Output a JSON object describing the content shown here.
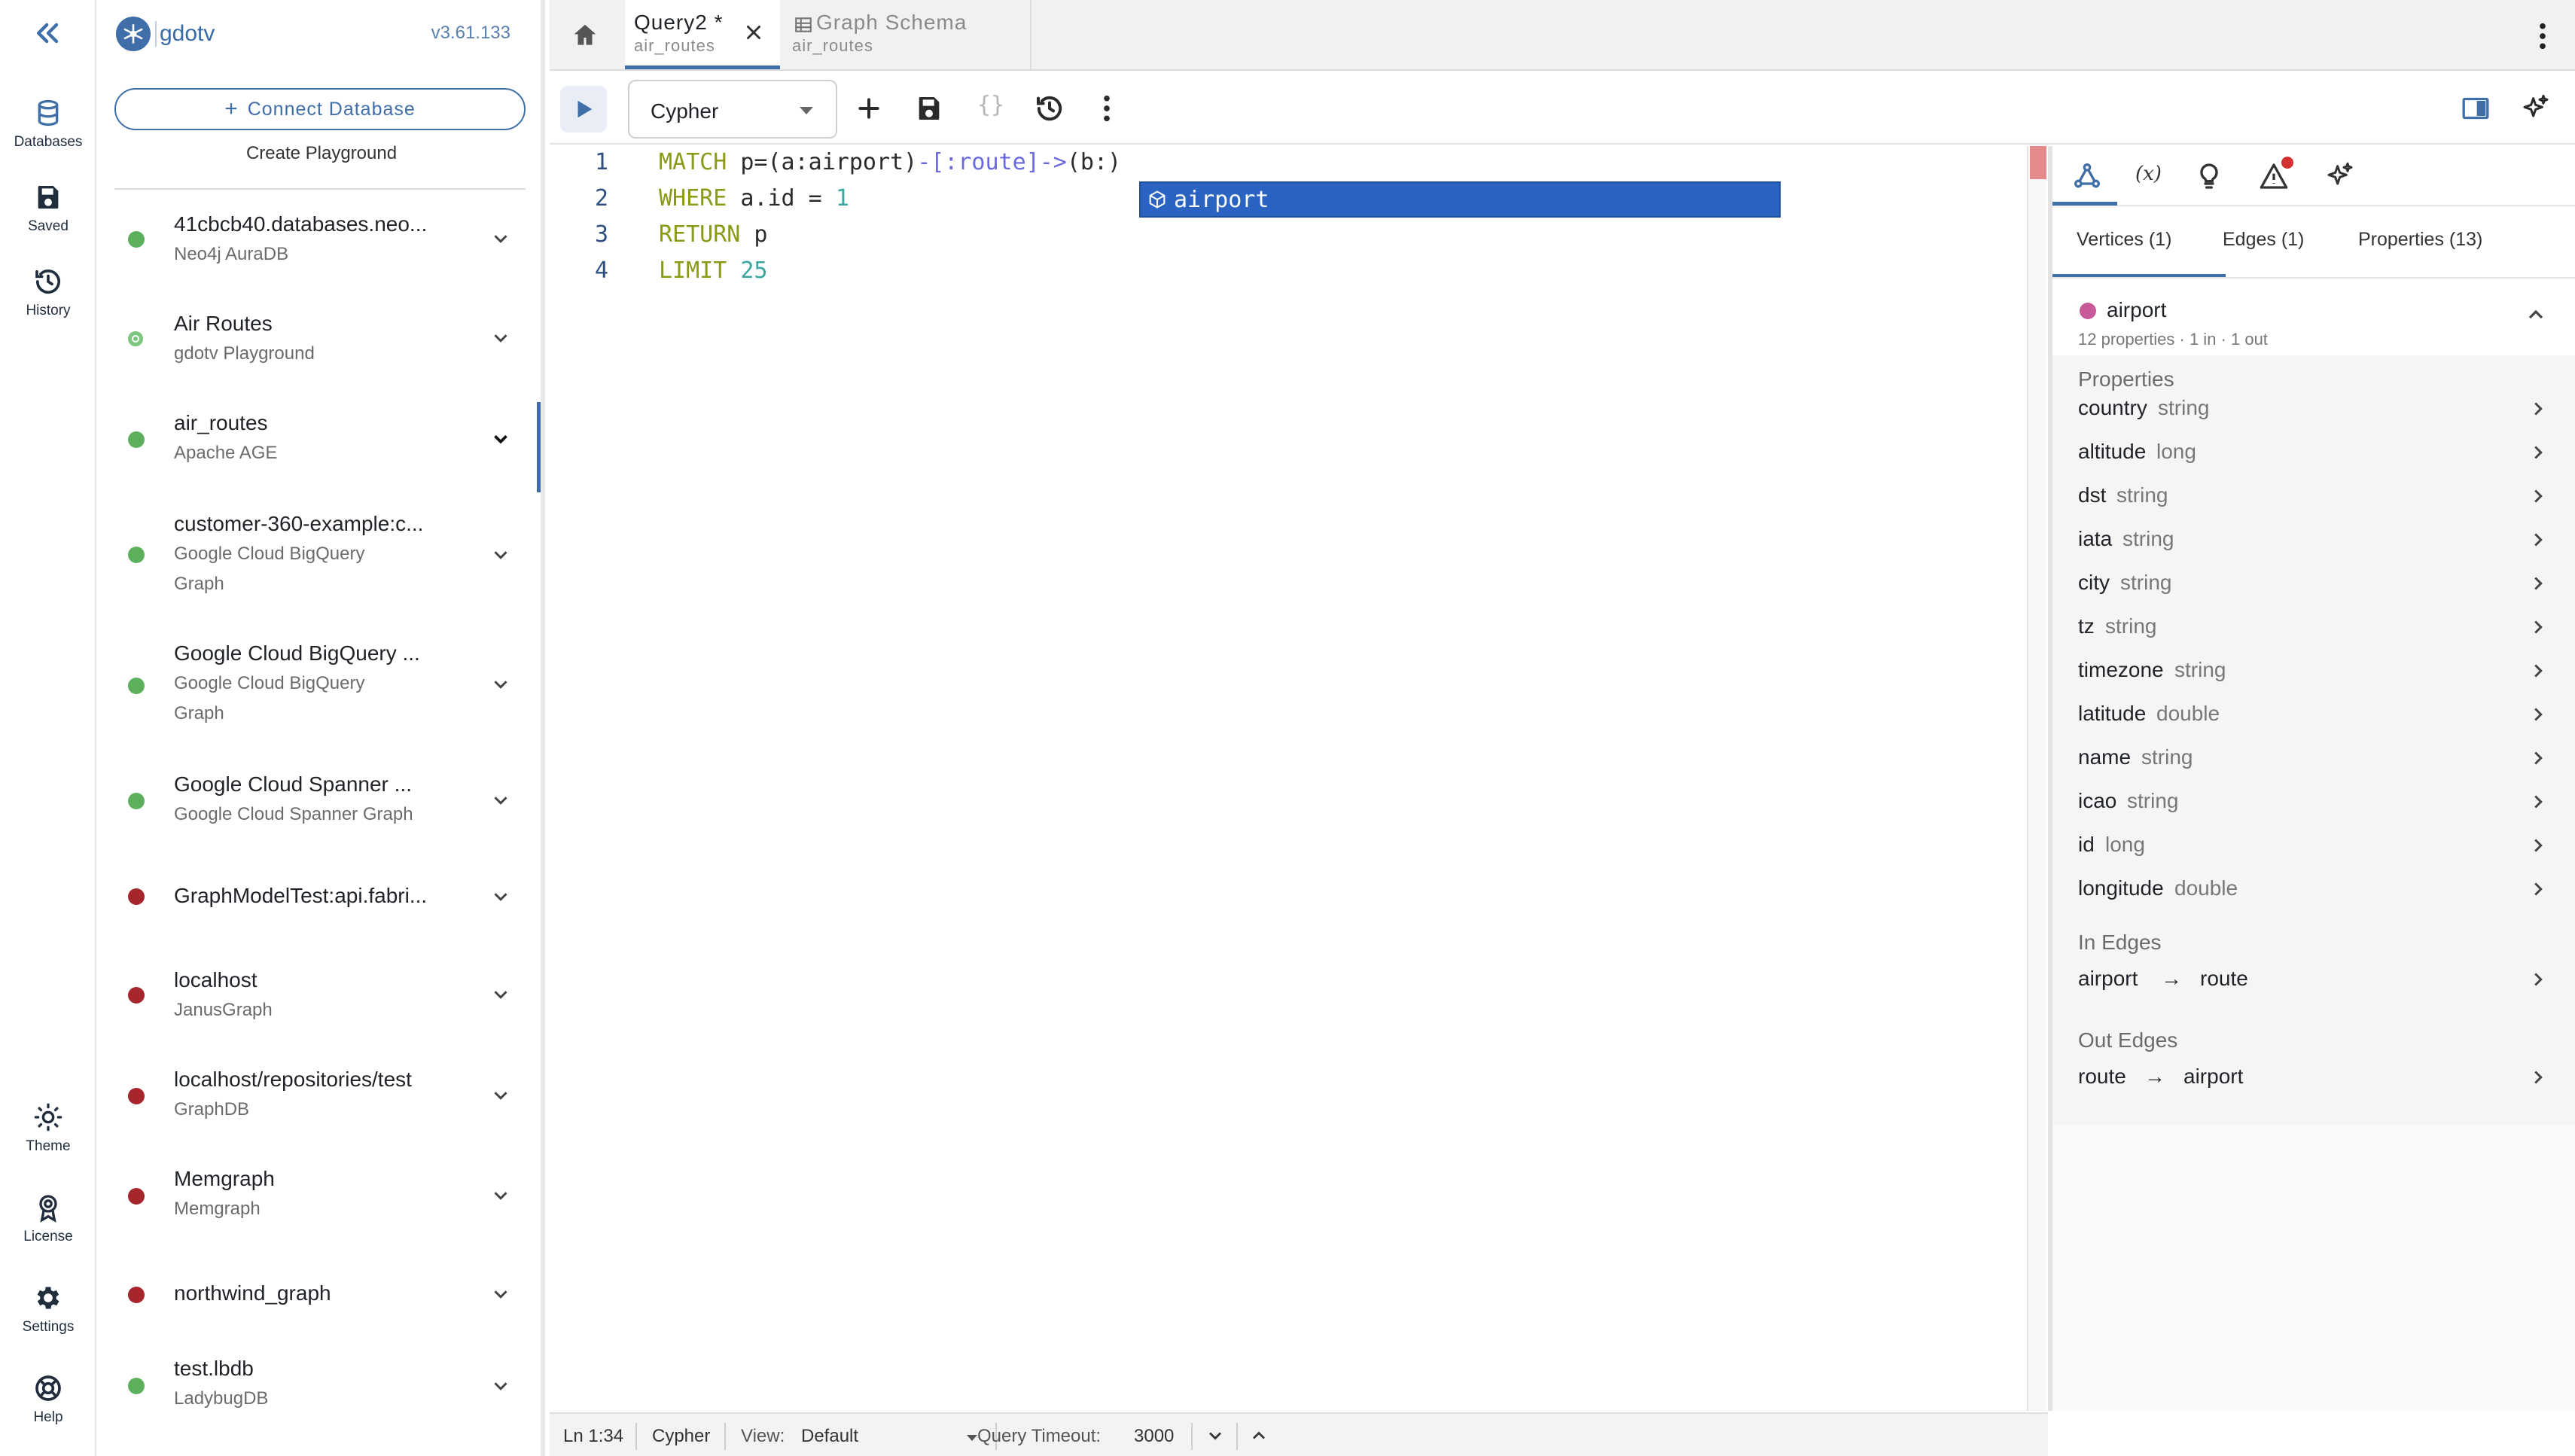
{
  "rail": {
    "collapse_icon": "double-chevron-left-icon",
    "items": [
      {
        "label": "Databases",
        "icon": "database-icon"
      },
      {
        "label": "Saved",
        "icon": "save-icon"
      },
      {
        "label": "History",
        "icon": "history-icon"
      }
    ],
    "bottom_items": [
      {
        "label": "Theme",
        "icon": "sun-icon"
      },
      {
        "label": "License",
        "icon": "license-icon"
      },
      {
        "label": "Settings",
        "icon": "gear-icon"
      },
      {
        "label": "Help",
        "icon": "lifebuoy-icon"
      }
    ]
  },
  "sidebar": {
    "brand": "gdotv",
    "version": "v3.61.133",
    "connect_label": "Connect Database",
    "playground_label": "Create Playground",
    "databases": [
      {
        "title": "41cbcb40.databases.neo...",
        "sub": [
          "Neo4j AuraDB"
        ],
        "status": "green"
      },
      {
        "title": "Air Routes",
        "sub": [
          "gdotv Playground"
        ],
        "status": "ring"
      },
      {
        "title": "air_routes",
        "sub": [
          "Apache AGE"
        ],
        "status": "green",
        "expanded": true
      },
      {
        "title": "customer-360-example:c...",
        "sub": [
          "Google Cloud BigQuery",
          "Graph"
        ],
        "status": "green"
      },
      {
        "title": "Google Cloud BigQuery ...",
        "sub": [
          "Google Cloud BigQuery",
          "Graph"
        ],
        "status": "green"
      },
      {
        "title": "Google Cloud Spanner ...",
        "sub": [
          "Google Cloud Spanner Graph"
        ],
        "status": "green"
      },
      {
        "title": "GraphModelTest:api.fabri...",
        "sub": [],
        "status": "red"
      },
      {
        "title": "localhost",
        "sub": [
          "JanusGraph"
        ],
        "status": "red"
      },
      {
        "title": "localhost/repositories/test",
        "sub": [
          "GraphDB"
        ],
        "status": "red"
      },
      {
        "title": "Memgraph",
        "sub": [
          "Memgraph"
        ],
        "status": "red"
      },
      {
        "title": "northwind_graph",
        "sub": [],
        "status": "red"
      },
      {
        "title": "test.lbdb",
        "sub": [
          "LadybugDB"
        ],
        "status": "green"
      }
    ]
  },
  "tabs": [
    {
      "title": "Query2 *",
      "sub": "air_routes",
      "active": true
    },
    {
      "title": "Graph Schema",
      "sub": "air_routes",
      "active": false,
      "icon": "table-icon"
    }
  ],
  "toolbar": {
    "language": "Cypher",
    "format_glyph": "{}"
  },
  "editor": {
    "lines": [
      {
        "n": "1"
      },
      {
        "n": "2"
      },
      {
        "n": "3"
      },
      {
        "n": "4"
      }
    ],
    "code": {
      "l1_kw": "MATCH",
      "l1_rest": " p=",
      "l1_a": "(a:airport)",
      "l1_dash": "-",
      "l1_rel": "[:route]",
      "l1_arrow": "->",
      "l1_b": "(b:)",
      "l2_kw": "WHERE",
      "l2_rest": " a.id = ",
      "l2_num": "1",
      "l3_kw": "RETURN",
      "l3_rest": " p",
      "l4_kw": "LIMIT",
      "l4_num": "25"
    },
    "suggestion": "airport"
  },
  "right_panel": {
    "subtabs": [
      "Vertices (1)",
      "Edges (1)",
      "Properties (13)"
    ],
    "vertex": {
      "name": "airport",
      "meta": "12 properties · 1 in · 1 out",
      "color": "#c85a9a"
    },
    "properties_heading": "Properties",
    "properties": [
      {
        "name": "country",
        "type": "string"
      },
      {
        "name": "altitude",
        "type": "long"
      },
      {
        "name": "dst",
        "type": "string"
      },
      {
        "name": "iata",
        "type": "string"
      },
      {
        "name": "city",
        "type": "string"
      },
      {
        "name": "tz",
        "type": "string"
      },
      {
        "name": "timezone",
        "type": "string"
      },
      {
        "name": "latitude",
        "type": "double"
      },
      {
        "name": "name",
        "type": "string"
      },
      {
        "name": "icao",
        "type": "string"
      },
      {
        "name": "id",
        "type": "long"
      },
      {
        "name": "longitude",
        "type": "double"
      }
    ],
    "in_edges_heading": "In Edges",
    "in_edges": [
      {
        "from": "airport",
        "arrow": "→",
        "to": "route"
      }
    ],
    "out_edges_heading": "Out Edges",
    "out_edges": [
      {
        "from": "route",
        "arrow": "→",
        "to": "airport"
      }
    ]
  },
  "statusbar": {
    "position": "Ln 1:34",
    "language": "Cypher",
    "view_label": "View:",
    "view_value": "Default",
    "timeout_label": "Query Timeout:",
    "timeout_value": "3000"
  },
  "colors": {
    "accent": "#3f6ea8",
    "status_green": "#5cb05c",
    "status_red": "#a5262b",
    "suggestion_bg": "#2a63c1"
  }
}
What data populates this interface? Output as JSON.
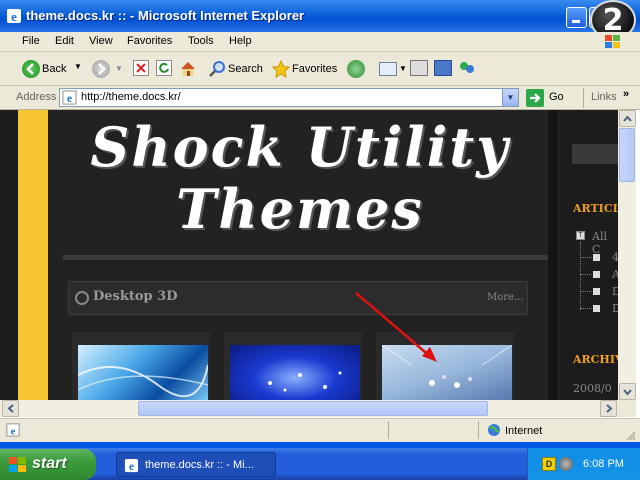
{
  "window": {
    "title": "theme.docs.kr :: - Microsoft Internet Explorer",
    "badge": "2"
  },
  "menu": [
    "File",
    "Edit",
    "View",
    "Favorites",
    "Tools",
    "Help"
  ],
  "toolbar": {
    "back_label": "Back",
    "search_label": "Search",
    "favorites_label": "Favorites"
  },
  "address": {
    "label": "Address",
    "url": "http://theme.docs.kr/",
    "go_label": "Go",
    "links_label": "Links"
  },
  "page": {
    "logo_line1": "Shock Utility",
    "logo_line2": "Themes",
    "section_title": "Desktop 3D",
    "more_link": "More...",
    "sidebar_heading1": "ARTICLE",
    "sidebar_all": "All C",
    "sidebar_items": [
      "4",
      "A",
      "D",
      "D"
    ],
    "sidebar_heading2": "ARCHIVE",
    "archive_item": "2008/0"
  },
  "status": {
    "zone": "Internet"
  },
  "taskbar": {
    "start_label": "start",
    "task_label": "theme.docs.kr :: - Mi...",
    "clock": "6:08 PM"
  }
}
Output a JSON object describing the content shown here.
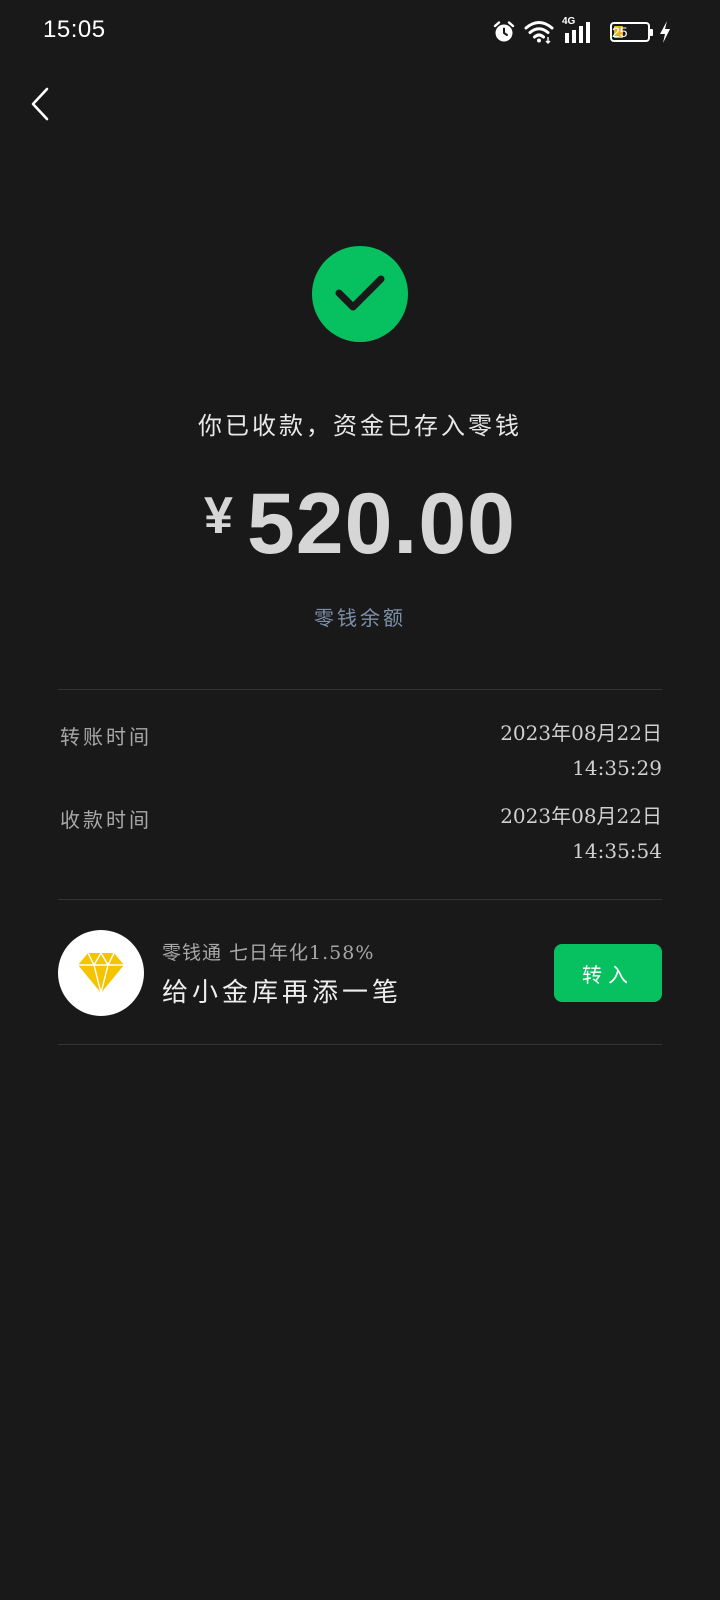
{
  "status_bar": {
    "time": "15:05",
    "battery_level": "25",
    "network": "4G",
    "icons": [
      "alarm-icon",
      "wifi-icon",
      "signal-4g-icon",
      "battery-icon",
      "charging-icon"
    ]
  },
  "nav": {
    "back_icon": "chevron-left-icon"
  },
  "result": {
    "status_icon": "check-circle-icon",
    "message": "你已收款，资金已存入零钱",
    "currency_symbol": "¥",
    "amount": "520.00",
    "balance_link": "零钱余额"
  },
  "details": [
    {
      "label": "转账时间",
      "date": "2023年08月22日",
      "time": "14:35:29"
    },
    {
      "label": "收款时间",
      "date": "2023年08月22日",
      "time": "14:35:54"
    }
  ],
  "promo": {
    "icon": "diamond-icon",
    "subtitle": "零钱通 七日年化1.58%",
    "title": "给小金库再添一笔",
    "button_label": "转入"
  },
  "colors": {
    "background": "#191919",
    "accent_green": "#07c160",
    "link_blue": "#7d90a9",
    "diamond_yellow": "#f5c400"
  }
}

◇ ◇ ◇ ◇ ◇ ◇ ◇

Return to the listing above and set it down exactly, leaving out its pictures.

Output a JSON object describing the content shown here.
{
  "rail": {
    "collapse_icon": "double-chevron-left-icon",
    "items": [
      {
        "label": "Databases",
        "icon": "database-icon"
      },
      {
        "label": "Saved",
        "icon": "save-icon"
      },
      {
        "label": "History",
        "icon": "history-icon"
      }
    ],
    "bottom_items": [
      {
        "label": "Theme",
        "icon": "sun-icon"
      },
      {
        "label": "License",
        "icon": "license-icon"
      },
      {
        "label": "Settings",
        "icon": "gear-icon"
      },
      {
        "label": "Help",
        "icon": "lifebuoy-icon"
      }
    ]
  },
  "sidebar": {
    "brand": "gdotv",
    "version": "v3.61.133",
    "connect_label": "Connect Database",
    "playground_label": "Create Playground",
    "databases": [
      {
        "title": "41cbcb40.databases.neo...",
        "sub": [
          "Neo4j AuraDB"
        ],
        "status": "green"
      },
      {
        "title": "Air Routes",
        "sub": [
          "gdotv Playground"
        ],
        "status": "ring"
      },
      {
        "title": "air_routes",
        "sub": [
          "Apache AGE"
        ],
        "status": "green",
        "expanded": true
      },
      {
        "title": "customer-360-example:c...",
        "sub": [
          "Google Cloud BigQuery",
          "Graph"
        ],
        "status": "green"
      },
      {
        "title": "Google Cloud BigQuery ...",
        "sub": [
          "Google Cloud BigQuery",
          "Graph"
        ],
        "status": "green"
      },
      {
        "title": "Google Cloud Spanner ...",
        "sub": [
          "Google Cloud Spanner Graph"
        ],
        "status": "green"
      },
      {
        "title": "GraphModelTest:api.fabri...",
        "sub": [],
        "status": "red"
      },
      {
        "title": "localhost",
        "sub": [
          "JanusGraph"
        ],
        "status": "red"
      },
      {
        "title": "localhost/repositories/test",
        "sub": [
          "GraphDB"
        ],
        "status": "red"
      },
      {
        "title": "Memgraph",
        "sub": [
          "Memgraph"
        ],
        "status": "red"
      },
      {
        "title": "northwind_graph",
        "sub": [],
        "status": "red"
      },
      {
        "title": "test.lbdb",
        "sub": [
          "LadybugDB"
        ],
        "status": "green"
      }
    ]
  },
  "tabs": [
    {
      "title": "Query2 *",
      "sub": "air_routes",
      "active": true
    },
    {
      "title": "Graph Schema",
      "sub": "air_routes",
      "active": false,
      "icon": "table-icon"
    }
  ],
  "toolbar": {
    "language": "Cypher",
    "format_glyph": "{}"
  },
  "editor": {
    "lines": [
      {
        "n": "1"
      },
      {
        "n": "2"
      },
      {
        "n": "3"
      },
      {
        "n": "4"
      }
    ],
    "code": {
      "l1_kw": "MATCH",
      "l1_rest": " p=",
      "l1_a": "(a:airport)",
      "l1_dash": "-",
      "l1_rel": "[:route]",
      "l1_arrow": "->",
      "l1_b": "(b:)",
      "l2_kw": "WHERE",
      "l2_rest": " a.id = ",
      "l2_num": "1",
      "l3_kw": "RETURN",
      "l3_rest": " p",
      "l4_kw": "LIMIT",
      "l4_num": "25"
    },
    "suggestion": "airport"
  },
  "right_panel": {
    "subtabs": [
      "Vertices (1)",
      "Edges (1)",
      "Properties (13)"
    ],
    "vertex": {
      "name": "airport",
      "meta": "12 properties · 1 in · 1 out",
      "color": "#c85a9a"
    },
    "properties_heading": "Properties",
    "properties": [
      {
        "name": "country",
        "type": "string"
      },
      {
        "name": "altitude",
        "type": "long"
      },
      {
        "name": "dst",
        "type": "string"
      },
      {
        "name": "iata",
        "type": "string"
      },
      {
        "name": "city",
        "type": "string"
      },
      {
        "name": "tz",
        "type": "string"
      },
      {
        "name": "timezone",
        "type": "string"
      },
      {
        "name": "latitude",
        "type": "double"
      },
      {
        "name": "name",
        "type": "string"
      },
      {
        "name": "icao",
        "type": "string"
      },
      {
        "name": "id",
        "type": "long"
      },
      {
        "name": "longitude",
        "type": "double"
      }
    ],
    "in_edges_heading": "In Edges",
    "in_edges": [
      {
        "from": "airport",
        "arrow": "→",
        "to": "route"
      }
    ],
    "out_edges_heading": "Out Edges",
    "out_edges": [
      {
        "from": "route",
        "arrow": "→",
        "to": "airport"
      }
    ]
  },
  "statusbar": {
    "position": "Ln 1:34",
    "language": "Cypher",
    "view_label": "View:",
    "view_value": "Default",
    "timeout_label": "Query Timeout:",
    "timeout_value": "3000"
  },
  "colors": {
    "accent": "#3f6ea8",
    "status_green": "#5cb05c",
    "status_red": "#a5262b",
    "suggestion_bg": "#2a63c1"
  }
}
What data populates this interface? Output as JSON.
{
  "window": {
    "title": "theme.docs.kr :: - Microsoft Internet Explorer",
    "badge": "2"
  },
  "menu": [
    "File",
    "Edit",
    "View",
    "Favorites",
    "Tools",
    "Help"
  ],
  "toolbar": {
    "back_label": "Back",
    "search_label": "Search",
    "favorites_label": "Favorites"
  },
  "address": {
    "label": "Address",
    "url": "http://theme.docs.kr/",
    "go_label": "Go",
    "links_label": "Links"
  },
  "page": {
    "logo_line1": "Shock Utility",
    "logo_line2": "Themes",
    "section_title": "Desktop 3D",
    "more_link": "More...",
    "sidebar_heading1": "ARTICLE",
    "sidebar_all": "All C",
    "sidebar_items": [
      "4",
      "A",
      "D",
      "D"
    ],
    "sidebar_heading2": "ARCHIVE",
    "archive_item": "2008/0"
  },
  "status": {
    "zone": "Internet"
  },
  "taskbar": {
    "start_label": "start",
    "task_label": "theme.docs.kr :: - Mi...",
    "clock": "6:08 PM"
  }
}
Output a JSON object describing the content shown here.
{
  "status_bar": {
    "time": "15:05",
    "battery_level": "25",
    "network": "4G",
    "icons": [
      "alarm-icon",
      "wifi-icon",
      "signal-4g-icon",
      "battery-icon",
      "charging-icon"
    ]
  },
  "nav": {
    "back_icon": "chevron-left-icon"
  },
  "result": {
    "status_icon": "check-circle-icon",
    "message": "你已收款，资金已存入零钱",
    "currency_symbol": "¥",
    "amount": "520.00",
    "balance_link": "零钱余额"
  },
  "details": [
    {
      "label": "转账时间",
      "date": "2023年08月22日",
      "time": "14:35:29"
    },
    {
      "label": "收款时间",
      "date": "2023年08月22日",
      "time": "14:35:54"
    }
  ],
  "promo": {
    "icon": "diamond-icon",
    "subtitle": "零钱通 七日年化1.58%",
    "title": "给小金库再添一笔",
    "button_label": "转入"
  },
  "colors": {
    "background": "#191919",
    "accent_green": "#07c160",
    "link_blue": "#7d90a9",
    "diamond_yellow": "#f5c400"
  }
}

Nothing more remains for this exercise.